[Entries from a dataset]
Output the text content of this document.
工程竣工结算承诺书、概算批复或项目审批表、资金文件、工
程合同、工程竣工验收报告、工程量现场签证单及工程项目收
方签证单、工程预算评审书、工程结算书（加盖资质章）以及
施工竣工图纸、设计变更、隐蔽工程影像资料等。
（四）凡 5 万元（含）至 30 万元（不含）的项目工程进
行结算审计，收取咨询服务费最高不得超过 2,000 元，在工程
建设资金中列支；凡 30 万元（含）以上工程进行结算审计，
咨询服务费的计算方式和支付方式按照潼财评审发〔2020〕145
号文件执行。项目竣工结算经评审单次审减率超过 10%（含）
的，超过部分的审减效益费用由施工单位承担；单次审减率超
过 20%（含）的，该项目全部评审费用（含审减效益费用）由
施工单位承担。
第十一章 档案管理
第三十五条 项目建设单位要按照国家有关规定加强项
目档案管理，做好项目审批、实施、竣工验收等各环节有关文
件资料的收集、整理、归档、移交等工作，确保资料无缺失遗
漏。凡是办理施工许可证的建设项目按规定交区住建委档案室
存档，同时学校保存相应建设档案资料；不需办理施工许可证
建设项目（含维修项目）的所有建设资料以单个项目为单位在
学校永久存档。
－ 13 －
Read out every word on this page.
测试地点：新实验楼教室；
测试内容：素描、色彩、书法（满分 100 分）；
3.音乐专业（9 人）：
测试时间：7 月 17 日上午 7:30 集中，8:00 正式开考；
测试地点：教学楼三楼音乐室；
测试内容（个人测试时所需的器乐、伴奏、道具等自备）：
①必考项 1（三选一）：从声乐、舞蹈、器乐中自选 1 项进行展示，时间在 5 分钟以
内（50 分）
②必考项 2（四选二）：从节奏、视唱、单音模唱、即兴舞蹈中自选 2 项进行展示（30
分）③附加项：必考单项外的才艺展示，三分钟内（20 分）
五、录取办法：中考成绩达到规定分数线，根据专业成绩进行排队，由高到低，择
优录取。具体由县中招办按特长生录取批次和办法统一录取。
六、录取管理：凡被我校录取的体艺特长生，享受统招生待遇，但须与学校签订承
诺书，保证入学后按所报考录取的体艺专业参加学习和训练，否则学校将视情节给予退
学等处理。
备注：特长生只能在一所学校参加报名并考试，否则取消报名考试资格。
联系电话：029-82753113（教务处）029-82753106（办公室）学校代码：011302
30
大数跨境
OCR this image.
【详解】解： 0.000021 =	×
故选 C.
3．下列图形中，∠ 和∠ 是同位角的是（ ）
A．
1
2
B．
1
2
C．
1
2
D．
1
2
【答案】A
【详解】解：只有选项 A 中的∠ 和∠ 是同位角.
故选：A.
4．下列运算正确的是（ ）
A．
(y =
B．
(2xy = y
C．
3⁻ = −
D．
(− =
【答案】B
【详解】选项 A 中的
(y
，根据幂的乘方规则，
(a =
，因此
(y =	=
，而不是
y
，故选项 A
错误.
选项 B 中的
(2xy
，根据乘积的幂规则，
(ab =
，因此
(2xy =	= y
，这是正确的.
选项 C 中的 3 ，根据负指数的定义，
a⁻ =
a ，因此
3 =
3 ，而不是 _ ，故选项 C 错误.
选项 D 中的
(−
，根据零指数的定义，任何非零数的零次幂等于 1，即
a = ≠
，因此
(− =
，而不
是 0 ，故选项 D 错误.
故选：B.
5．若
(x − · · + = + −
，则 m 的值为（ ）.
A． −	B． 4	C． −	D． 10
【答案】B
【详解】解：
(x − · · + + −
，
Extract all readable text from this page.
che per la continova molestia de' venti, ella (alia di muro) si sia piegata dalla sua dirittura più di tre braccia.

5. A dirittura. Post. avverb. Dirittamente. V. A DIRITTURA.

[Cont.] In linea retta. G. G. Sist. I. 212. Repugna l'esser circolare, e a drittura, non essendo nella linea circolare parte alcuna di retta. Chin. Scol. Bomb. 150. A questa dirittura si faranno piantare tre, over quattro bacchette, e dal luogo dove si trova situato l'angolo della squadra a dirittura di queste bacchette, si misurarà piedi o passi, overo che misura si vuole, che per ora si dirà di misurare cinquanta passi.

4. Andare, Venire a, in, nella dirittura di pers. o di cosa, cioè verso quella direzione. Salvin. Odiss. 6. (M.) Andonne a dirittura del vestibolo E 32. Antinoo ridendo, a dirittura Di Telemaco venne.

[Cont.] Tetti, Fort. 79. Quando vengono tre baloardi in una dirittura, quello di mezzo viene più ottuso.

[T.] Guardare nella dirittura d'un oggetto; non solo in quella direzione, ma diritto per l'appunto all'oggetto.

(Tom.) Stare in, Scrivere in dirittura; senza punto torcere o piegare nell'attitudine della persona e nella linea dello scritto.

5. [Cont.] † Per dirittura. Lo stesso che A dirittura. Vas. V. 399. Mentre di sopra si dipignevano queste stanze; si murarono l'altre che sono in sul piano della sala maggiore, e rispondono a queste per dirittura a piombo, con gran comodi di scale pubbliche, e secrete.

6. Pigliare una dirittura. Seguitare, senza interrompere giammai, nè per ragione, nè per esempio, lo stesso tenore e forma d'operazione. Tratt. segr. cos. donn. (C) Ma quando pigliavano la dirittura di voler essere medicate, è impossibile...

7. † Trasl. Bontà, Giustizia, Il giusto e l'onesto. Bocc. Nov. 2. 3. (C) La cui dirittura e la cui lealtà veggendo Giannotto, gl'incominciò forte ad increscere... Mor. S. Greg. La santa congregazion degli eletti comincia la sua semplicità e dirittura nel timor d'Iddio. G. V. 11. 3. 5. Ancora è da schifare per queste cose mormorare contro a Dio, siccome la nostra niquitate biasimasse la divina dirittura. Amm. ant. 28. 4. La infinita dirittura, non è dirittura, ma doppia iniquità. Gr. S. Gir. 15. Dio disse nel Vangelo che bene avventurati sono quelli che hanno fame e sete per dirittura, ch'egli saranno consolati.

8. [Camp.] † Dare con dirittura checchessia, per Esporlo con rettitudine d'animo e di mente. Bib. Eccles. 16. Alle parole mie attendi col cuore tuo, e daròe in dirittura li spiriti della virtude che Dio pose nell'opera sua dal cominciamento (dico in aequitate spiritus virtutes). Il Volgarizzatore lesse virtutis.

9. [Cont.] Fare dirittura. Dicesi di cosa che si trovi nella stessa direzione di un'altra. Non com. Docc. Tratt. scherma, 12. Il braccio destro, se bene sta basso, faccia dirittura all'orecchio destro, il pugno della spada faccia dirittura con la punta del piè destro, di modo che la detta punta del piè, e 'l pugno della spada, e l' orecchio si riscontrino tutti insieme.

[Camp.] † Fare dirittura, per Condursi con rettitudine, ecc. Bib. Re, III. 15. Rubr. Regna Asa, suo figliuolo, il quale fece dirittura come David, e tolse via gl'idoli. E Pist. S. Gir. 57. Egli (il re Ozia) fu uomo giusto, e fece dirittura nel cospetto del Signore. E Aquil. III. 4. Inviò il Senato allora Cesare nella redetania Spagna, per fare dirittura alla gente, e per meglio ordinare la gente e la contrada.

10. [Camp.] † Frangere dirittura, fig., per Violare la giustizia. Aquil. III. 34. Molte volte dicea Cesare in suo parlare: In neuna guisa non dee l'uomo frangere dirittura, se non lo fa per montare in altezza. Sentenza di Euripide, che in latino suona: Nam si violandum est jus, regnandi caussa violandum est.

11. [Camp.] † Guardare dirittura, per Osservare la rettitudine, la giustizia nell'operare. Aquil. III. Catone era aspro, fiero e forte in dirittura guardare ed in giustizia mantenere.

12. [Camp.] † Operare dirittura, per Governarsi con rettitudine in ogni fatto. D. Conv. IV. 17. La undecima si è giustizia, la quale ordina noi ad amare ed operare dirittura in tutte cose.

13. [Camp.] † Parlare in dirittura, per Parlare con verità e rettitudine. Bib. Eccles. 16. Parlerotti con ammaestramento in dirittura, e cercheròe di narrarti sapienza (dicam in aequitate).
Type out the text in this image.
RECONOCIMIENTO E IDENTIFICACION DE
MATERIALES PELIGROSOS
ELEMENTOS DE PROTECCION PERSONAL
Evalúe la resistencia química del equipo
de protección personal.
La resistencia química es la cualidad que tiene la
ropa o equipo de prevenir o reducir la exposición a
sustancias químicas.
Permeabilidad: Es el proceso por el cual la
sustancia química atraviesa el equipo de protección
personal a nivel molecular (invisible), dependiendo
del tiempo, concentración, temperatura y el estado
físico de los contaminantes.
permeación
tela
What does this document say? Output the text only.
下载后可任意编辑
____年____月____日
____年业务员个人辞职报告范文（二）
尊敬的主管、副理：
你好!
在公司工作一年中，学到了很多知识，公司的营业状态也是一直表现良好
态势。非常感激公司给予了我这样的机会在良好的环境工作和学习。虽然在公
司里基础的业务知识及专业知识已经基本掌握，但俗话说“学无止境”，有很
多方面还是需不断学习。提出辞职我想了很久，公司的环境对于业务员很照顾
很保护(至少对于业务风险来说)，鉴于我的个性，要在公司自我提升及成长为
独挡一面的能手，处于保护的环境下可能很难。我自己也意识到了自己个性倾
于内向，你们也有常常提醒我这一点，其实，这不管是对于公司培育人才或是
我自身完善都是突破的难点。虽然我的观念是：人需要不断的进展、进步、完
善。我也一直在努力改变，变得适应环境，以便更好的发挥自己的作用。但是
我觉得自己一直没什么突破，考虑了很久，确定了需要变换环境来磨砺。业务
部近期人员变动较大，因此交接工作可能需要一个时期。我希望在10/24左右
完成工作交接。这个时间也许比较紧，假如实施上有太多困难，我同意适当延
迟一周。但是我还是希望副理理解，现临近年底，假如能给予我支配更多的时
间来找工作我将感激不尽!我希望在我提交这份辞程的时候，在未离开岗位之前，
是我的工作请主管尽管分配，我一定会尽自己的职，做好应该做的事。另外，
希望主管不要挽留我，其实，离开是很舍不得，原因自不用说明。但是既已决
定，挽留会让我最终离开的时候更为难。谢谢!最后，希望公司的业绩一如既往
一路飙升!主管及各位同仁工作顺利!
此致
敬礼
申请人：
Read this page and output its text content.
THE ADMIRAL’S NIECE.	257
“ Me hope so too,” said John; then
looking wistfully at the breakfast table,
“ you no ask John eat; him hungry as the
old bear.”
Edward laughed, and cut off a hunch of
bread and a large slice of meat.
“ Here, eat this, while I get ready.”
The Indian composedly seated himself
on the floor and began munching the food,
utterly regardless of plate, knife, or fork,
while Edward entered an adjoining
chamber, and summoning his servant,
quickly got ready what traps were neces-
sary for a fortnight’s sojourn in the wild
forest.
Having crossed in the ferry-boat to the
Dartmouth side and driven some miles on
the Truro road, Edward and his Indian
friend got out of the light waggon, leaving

◆ TASK TO COMPLETE
Answer with one number: how many lines of the entries above include the word "giusto".

◆ PROBLEM SOLUTION
2